[CHALLENGE]: Return the listing below in full, with every line exactly as it is.

[MATERIAL TO PROCESS]:
________

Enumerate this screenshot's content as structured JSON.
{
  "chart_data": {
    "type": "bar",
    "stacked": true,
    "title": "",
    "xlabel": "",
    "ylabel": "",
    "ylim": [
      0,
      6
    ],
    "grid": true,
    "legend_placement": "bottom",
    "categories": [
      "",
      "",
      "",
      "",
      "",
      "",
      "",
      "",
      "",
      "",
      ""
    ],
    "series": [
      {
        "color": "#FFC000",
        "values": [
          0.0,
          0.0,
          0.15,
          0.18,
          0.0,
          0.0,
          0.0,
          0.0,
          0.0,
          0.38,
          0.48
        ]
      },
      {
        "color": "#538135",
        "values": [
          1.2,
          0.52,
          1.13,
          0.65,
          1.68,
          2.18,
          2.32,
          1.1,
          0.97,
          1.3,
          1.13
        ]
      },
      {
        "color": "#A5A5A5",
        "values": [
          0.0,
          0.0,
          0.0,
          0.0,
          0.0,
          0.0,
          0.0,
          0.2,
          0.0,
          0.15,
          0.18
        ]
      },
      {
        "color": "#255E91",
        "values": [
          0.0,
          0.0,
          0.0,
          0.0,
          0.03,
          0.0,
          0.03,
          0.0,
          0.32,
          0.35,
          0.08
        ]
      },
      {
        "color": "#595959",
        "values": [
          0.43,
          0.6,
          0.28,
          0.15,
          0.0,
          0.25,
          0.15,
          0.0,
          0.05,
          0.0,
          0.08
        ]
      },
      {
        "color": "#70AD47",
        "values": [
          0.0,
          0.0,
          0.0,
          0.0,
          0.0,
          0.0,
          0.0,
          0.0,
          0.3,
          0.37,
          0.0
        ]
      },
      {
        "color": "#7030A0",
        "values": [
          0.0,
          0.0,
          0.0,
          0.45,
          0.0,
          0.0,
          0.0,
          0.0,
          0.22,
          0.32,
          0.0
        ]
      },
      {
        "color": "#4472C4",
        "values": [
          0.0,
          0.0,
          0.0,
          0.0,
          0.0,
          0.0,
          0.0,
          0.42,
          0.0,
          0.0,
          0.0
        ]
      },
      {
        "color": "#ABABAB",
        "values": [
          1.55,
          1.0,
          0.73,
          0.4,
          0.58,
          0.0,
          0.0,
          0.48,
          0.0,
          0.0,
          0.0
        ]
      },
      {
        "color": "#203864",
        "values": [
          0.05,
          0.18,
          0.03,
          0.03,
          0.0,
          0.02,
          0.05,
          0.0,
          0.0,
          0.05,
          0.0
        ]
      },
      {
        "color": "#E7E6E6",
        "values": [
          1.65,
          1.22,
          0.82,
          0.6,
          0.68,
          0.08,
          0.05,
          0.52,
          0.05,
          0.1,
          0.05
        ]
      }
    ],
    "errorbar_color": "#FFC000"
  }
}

________

[RIGHT ANSWER]:
Enumerate this screenshot's content as structured JSON.
{
  "chart_data": {
    "type": "bar",
    "stacked": true,
    "title": "",
    "xlabel": "",
    "ylabel": "",
    "ylim": [
      0,
      6
    ],
    "grid": true,
    "legend_placement": "bottom",
    "categories": [
      "",
      "",
      "",
      "",
      "",
      "",
      "",
      "",
      "",
      "",
      ""
    ],
    "series": [
      {
        "color": "#FFC000",
        "values": [
          0.0,
          0.0,
          0.15,
          0.18,
          0.0,
          0.0,
          0.0,
          0.0,
          0.0,
          0.38,
          0.48
        ]
      },
      {
        "color": "#538135",
        "values": [
          1.2,
          0.52,
          1.13,
          0.65,
          1.68,
          2.18,
          2.32,
          1.1,
          0.97,
          1.3,
          1.13
        ]
      },
      {
        "color": "#A5A5A5",
        "values": [
          0.0,
          0.0,
          0.0,
          0.0,
          0.0,
          0.0,
          0.0,
          0.2,
          0.0,
          0.15,
          0.18
        ]
      },
      {
        "color": "#255E91",
        "values": [
          0.0,
          0.0,
          0.0,
          0.0,
          0.03,
          0.0,
          0.03,
          0.0,
          0.32,
          0.35,
          0.08
        ]
      },
      {
        "color": "#595959",
        "values": [
          0.43,
          0.6,
          0.28,
          0.15,
          0.0,
          0.25,
          0.15,
          0.0,
          0.05,
          0.0,
          0.08
        ]
      },
      {
        "color": "#70AD47",
        "values": [
          0.0,
          0.0,
          0.0,
          0.0,
          0.0,
          0.0,
          0.0,
          0.0,
          0.3,
          0.37,
          0.0
        ]
      },
      {
        "color": "#7030A0",
        "values": [
          0.0,
          0.0,
          0.0,
          0.45,
          0.0,
          0.0,
          0.0,
          0.0,
          0.22,
          0.32,
          0.0
        ]
      },
      {
        "color": "#4472C4",
        "values": [
          0.0,
          0.0,
          0.0,
          0.0,
          0.0,
          0.0,
          0.0,
          0.42,
          0.0,
          0.0,
          0.0
        ]
      },
      {
        "color": "#ABABAB",
        "values": [
          1.55,
          1.0,
          0.73,
          0.4,
          0.58,
          0.0,
          0.0,
          0.48,
          0.0,
          0.0,
          0.0
        ]
      },
      {
        "color": "#203864",
        "values": [
          0.05,
          0.18,
          0.03,
          0.03,
          0.0,
          0.02,
          0.05,
          0.0,
          0.0,
          0.05,
          0.0
        ]
      },
      {
        "color": "#E7E6E6",
        "values": [
          1.65,
          1.22,
          0.82,
          0.6,
          0.68,
          0.08,
          0.05,
          0.52,
          0.05,
          0.1,
          0.05
        ]
      }
    ],
    "errorbar_color": "#FFC000"
  }
}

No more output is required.